From the circle intersection code, reproduce the passage from "Translated the C" up to and including "the circle centers.".

Document section:
━━━━━━━━━━━━━━━━━━━━━━━━━━━━━━
Translated the C function on the site to JavaScript:

function intersection(x0, y0, r0, x1, y1, r1) {
   var a, dx, dy, d, h, rx, ry;
   var x2, y2;

   /* dx and dy are the vertical and horizontal distances between
    * the circle centers.
    */
   dx = x1 - x0;
   dy = y1 - y0;

   /* Determine the straight-line distance between the centers. */
   d = Math.sqrt((dy * dy) + (dx * dx));

   /* Check for solvability. */
   if (d > (r0 + r1)) {
      /* no solution. circles do not intersect. */
      return false;
   }
   if (d < Math.abs(r0 - r1)) {
      /* no solution. one circle is contained in the other */
      return false;
   }

   /* 'point 2' is the point where the line through the circle
    * intersection points crosses the line between the circle
    * centers.  
    */

   /* Determine the distance from point 0 to point 2. */
   a = ((r0 * r0) - (r1 * r1) + (d * d)) / (2.0 * d);

   /* Determine the coordinates of point 2. */
   x2 = x0 + (dx * a / d);
   y2 = y0 + (dy * a / d);

   /* Determine the distance from point 2 to either of the
    * intersection points.
━━━━━━━━━━━━━━━━━━━━━━━━━━━━━━
Dataset:
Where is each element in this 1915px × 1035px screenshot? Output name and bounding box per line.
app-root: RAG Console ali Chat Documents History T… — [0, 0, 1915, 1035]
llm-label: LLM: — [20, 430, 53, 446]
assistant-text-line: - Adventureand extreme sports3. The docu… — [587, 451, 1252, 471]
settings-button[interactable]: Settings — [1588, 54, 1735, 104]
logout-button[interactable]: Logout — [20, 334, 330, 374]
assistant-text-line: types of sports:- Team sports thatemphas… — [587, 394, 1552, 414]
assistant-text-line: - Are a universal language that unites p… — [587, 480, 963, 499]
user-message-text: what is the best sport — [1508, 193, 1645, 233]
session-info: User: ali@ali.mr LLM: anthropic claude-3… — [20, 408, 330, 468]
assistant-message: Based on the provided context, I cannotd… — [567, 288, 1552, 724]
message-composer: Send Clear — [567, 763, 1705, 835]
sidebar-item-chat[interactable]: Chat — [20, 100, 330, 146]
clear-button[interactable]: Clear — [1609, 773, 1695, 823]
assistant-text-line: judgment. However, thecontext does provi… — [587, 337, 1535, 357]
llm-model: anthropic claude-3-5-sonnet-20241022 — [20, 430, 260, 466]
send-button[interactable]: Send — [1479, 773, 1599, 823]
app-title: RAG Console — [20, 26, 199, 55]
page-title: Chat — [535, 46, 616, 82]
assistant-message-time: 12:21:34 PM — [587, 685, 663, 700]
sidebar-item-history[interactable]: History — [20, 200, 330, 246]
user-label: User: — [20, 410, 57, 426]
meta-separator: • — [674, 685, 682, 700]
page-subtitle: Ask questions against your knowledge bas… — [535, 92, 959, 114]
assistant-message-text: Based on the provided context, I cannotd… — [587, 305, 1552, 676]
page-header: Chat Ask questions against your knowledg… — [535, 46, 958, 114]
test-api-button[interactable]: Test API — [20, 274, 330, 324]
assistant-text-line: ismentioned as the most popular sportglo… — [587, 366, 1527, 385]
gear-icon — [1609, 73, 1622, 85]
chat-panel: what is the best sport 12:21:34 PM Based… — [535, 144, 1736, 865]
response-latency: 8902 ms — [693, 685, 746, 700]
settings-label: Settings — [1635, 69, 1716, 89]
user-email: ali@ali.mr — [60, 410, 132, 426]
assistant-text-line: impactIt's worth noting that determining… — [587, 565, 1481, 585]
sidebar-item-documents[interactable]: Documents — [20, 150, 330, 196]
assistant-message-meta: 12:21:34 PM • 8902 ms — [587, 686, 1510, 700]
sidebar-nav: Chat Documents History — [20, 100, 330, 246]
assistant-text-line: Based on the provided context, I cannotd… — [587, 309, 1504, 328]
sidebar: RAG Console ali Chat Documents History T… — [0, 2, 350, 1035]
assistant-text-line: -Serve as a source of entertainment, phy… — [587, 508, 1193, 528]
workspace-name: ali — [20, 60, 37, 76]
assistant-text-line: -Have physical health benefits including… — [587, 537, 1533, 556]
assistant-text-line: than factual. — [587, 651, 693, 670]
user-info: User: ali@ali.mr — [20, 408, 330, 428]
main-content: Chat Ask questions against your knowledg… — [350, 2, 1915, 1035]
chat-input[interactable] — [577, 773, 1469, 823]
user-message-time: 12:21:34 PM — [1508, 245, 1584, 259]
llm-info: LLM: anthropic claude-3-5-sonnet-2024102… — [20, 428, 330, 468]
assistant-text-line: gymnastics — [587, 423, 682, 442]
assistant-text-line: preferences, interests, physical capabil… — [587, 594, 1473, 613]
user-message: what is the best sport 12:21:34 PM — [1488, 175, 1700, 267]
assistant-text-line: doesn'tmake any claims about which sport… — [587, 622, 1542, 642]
━━━━━━━━━━━━━━━━━━━━━━━━━━━━━━
Exercise result:
Translated the C function on the site to JavaScript:

function intersection(x0, y0, r0, x1, y1, r1) {
   var a, dx, dy, d, h, rx, ry;
   var x2, y2;

   /* dx and dy are the vertical and horizontal distances between
    * the circle centers.